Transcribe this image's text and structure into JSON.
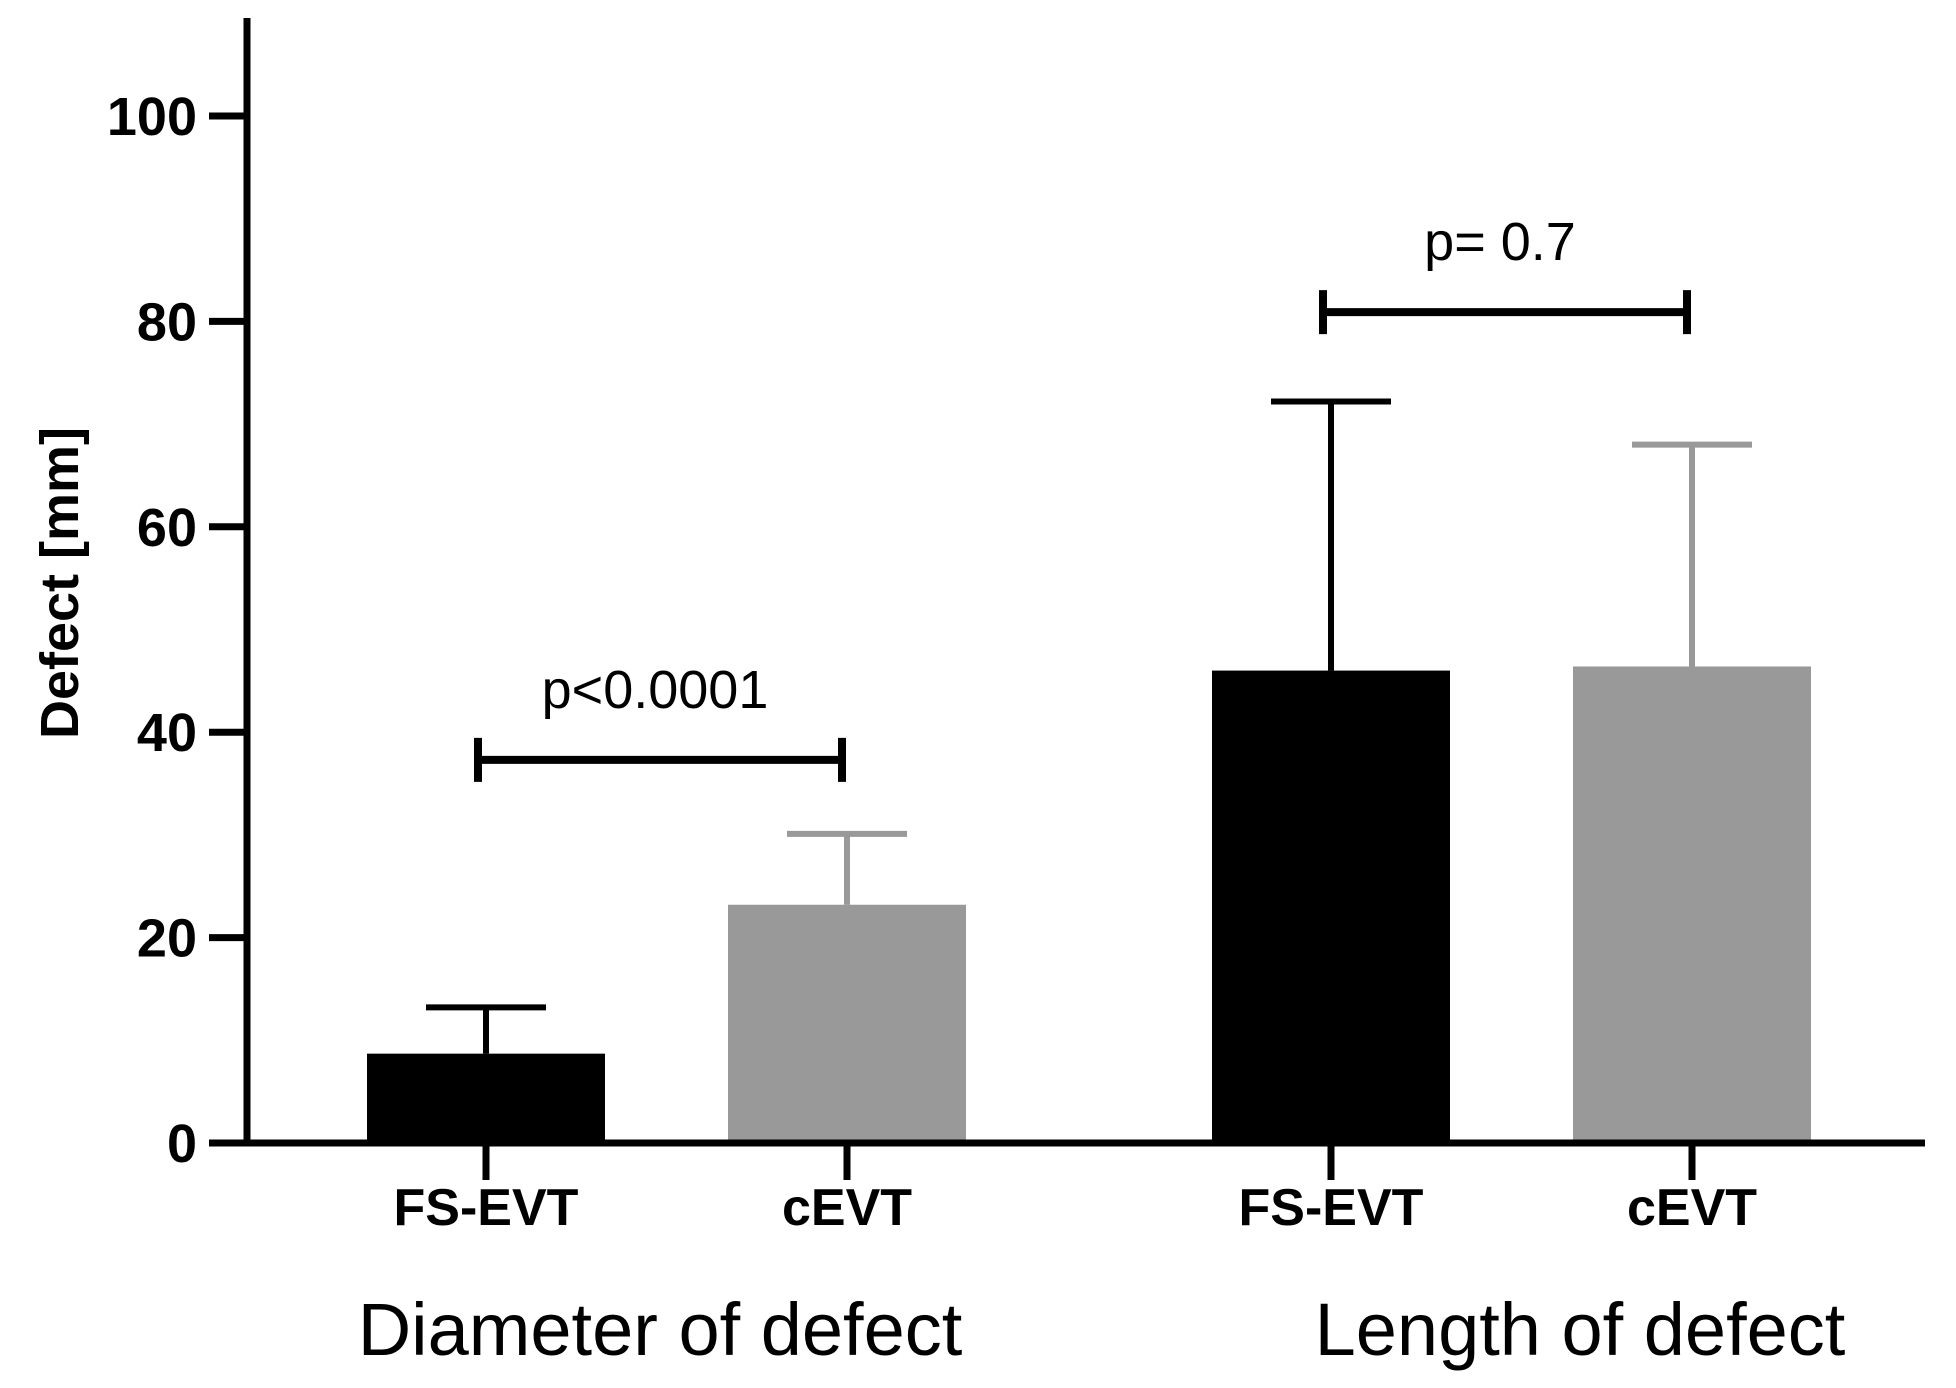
{
  "chart_data": {
    "type": "bar",
    "title": "",
    "xlabel": "",
    "ylabel": "Defect [mm]",
    "ylim": [
      0,
      110
    ],
    "yticks": [
      0,
      20,
      40,
      60,
      80,
      100
    ],
    "grid": false,
    "groups": [
      {
        "label": "Diameter of defect",
        "bars": [
          {
            "category": "FS-EVT",
            "value": 8.7,
            "error": 4.5,
            "color": "#000000"
          },
          {
            "category": "cEVT",
            "value": 23.2,
            "error": 6.9,
            "color": "#999999"
          }
        ],
        "comparison": {
          "text": "p<0.0001"
        }
      },
      {
        "label": "Length of defect",
        "bars": [
          {
            "category": "FS-EVT",
            "value": 46.0,
            "error": 26.2,
            "color": "#000000"
          },
          {
            "category": "cEVT",
            "value": 46.4,
            "error": 21.6,
            "color": "#999999"
          }
        ],
        "comparison": {
          "text": "p= 0.7"
        }
      }
    ]
  }
}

* **TASK GOAL**: Copy every entry exactly as written. Pictures are excluded.

* **SOLUTION BELOW**:
Transcribe this image's text and structure into JSON.
{
  "chart_data": {
    "type": "bar",
    "title": "",
    "xlabel": "",
    "ylabel": "Defect [mm]",
    "ylim": [
      0,
      110
    ],
    "yticks": [
      0,
      20,
      40,
      60,
      80,
      100
    ],
    "grid": false,
    "groups": [
      {
        "label": "Diameter of defect",
        "bars": [
          {
            "category": "FS-EVT",
            "value": 8.7,
            "error": 4.5,
            "color": "#000000"
          },
          {
            "category": "cEVT",
            "value": 23.2,
            "error": 6.9,
            "color": "#999999"
          }
        ],
        "comparison": {
          "text": "p<0.0001"
        }
      },
      {
        "label": "Length of defect",
        "bars": [
          {
            "category": "FS-EVT",
            "value": 46.0,
            "error": 26.2,
            "color": "#000000"
          },
          {
            "category": "cEVT",
            "value": 46.4,
            "error": 21.6,
            "color": "#999999"
          }
        ],
        "comparison": {
          "text": "p= 0.7"
        }
      }
    ]
  }
}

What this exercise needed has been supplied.